### Your task
Search the listing for "boughs" and copy every line where it appears.
start
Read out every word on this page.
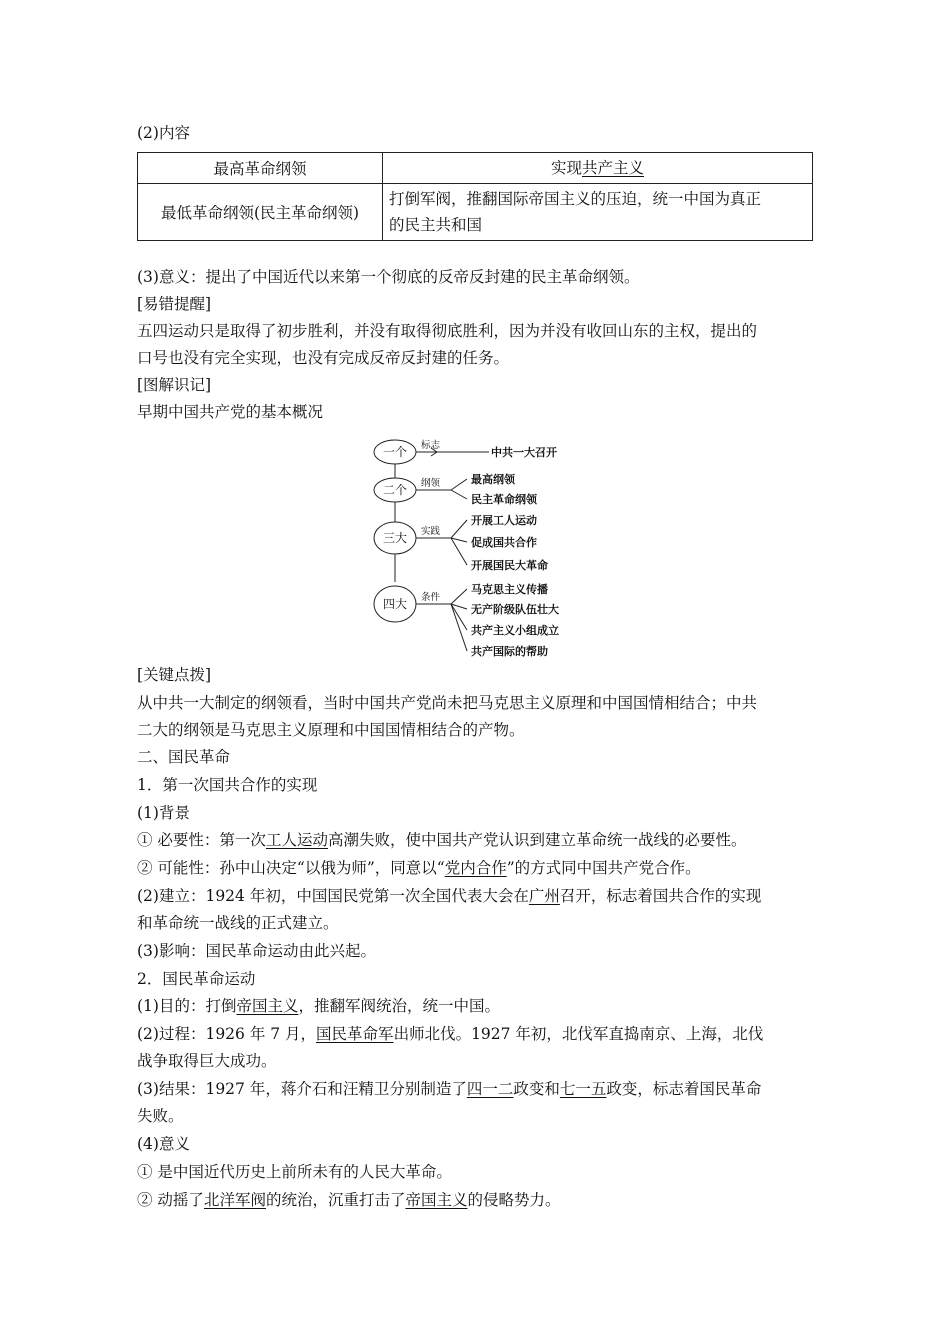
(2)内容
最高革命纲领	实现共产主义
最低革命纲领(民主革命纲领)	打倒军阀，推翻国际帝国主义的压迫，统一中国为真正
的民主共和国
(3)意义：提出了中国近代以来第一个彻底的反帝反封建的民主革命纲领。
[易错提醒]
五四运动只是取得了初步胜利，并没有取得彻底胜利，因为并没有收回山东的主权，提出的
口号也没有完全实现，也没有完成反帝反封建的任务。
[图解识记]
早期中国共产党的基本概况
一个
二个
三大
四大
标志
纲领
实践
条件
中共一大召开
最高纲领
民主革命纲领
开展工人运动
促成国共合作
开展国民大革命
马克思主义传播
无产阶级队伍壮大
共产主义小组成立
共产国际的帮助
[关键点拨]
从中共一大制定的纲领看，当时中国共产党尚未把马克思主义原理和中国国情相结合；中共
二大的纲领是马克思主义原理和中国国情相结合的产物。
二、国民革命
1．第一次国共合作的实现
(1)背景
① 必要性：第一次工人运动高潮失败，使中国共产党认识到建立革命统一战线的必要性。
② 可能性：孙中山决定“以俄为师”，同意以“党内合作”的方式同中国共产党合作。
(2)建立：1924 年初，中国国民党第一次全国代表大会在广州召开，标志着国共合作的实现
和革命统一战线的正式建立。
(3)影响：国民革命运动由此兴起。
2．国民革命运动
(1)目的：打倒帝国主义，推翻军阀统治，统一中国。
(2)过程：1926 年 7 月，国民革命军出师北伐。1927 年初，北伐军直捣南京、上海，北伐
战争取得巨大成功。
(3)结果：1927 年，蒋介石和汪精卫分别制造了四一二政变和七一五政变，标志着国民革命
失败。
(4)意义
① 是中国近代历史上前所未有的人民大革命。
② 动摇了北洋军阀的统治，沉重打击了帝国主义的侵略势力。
end
start
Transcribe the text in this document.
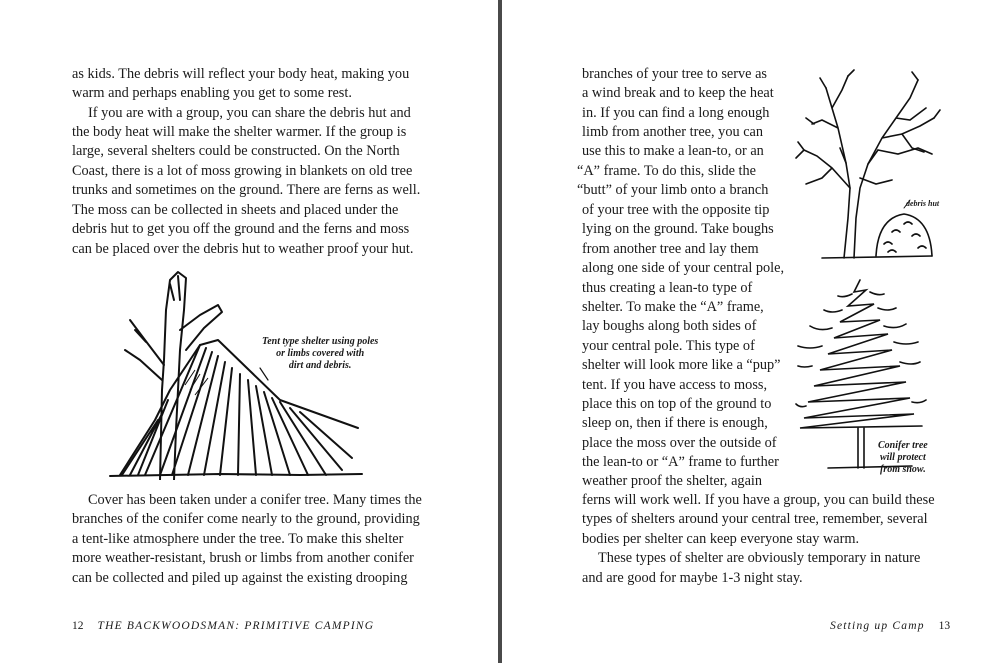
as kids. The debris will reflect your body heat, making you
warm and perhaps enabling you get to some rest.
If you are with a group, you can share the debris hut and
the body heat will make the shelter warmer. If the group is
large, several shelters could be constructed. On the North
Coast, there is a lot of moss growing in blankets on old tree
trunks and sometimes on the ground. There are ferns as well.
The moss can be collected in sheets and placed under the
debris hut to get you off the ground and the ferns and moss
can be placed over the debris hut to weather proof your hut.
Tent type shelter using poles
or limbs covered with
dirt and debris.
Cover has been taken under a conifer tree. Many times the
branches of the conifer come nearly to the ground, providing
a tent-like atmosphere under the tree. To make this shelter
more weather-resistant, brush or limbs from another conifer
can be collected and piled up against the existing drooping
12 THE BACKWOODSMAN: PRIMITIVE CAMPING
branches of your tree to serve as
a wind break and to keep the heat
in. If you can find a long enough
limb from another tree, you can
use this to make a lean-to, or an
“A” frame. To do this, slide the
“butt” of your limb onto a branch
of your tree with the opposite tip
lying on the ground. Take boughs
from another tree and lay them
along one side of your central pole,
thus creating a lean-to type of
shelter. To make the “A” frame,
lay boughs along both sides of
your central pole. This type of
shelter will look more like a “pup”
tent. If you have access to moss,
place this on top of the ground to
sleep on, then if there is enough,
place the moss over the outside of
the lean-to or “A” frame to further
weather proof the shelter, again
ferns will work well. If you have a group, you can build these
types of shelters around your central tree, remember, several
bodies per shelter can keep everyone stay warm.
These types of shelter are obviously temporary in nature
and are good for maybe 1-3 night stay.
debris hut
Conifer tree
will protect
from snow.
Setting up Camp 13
end
start
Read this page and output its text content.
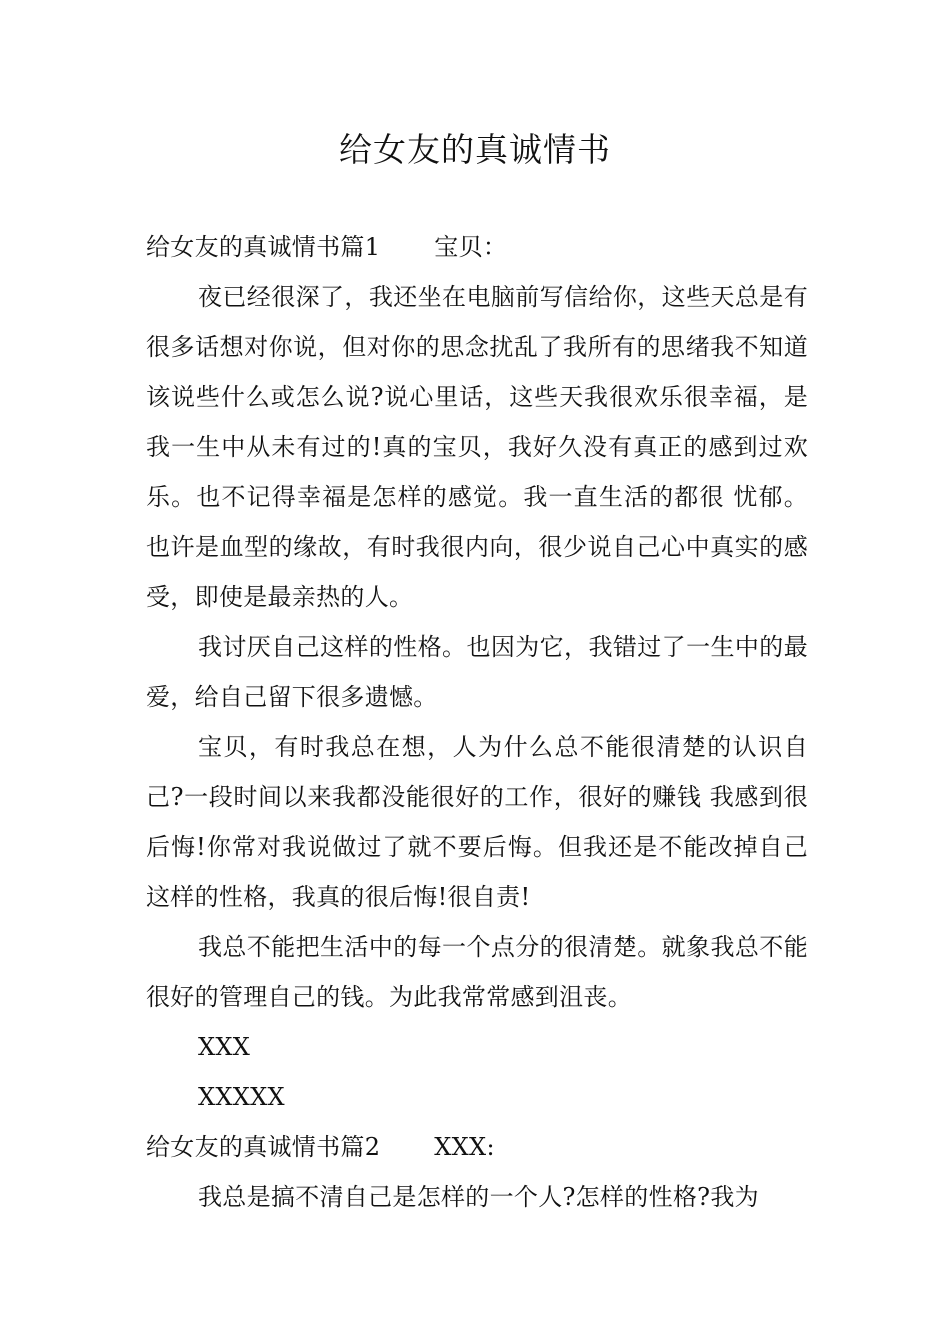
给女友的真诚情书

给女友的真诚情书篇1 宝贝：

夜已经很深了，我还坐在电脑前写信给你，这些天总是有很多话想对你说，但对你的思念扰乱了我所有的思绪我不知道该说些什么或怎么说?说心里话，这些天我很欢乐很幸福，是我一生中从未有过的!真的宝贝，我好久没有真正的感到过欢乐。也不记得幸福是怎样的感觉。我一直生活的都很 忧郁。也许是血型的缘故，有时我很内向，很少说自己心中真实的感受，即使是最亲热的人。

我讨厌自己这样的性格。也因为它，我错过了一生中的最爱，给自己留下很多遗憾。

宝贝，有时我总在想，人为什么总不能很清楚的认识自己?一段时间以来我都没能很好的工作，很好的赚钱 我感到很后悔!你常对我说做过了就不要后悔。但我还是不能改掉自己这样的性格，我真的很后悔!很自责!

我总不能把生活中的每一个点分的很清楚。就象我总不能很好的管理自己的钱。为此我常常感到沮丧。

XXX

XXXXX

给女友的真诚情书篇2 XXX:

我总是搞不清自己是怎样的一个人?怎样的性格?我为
end
### Full output
lying on the ground. Take boughs
lay boughs along both sides of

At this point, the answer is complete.